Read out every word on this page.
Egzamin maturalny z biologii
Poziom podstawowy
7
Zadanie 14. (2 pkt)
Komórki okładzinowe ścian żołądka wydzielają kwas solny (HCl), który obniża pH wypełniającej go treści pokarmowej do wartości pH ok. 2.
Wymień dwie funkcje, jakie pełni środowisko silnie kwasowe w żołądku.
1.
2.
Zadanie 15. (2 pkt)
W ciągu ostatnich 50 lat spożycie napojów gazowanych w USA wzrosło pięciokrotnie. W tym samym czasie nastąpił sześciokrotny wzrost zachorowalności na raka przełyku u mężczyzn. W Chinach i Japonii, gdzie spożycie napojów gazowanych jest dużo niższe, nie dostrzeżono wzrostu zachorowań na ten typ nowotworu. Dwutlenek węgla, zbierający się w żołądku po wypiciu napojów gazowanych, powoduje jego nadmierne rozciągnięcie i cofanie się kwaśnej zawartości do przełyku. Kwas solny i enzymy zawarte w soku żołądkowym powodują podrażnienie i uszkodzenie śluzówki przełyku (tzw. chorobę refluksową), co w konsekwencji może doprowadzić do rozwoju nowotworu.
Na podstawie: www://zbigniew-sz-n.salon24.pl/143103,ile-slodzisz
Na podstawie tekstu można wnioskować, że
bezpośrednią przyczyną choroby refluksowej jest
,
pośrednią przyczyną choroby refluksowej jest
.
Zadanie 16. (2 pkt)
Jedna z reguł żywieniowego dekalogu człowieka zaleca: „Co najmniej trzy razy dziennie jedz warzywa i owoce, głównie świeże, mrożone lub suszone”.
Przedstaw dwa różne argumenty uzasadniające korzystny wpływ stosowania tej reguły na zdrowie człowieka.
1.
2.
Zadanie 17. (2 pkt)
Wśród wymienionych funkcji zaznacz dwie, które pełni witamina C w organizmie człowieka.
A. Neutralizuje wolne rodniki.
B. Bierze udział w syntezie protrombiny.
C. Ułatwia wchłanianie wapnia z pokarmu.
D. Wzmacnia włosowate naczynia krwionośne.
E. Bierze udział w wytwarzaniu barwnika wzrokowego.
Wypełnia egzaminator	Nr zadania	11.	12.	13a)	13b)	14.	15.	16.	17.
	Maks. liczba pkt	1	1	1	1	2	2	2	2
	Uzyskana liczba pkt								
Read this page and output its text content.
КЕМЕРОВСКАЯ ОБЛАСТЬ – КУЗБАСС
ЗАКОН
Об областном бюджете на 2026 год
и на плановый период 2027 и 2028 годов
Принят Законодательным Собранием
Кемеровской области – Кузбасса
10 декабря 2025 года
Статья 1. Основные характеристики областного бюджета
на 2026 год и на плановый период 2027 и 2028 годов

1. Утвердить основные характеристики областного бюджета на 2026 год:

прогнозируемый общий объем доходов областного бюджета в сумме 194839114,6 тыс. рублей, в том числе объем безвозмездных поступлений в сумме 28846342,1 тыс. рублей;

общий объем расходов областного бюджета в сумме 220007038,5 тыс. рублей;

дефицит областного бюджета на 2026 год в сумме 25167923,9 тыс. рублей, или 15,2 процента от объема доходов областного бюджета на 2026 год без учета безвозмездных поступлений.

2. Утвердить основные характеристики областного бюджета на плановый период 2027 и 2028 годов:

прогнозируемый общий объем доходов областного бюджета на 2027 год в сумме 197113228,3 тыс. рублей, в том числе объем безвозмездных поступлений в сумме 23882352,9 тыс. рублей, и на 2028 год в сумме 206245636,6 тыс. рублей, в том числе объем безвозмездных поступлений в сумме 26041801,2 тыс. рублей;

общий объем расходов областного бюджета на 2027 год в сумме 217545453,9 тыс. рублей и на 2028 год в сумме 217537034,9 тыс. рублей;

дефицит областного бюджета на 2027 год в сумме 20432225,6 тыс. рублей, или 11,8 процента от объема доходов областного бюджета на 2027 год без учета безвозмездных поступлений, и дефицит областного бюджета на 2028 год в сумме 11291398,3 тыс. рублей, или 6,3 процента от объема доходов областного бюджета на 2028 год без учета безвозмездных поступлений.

◆ ◆ ◆ ◆ ◆

=== SHORT TASK ===
Give only the number of lines in the entries above that hold the string "Bierze".

=== WRITTEN ANSWER ===
2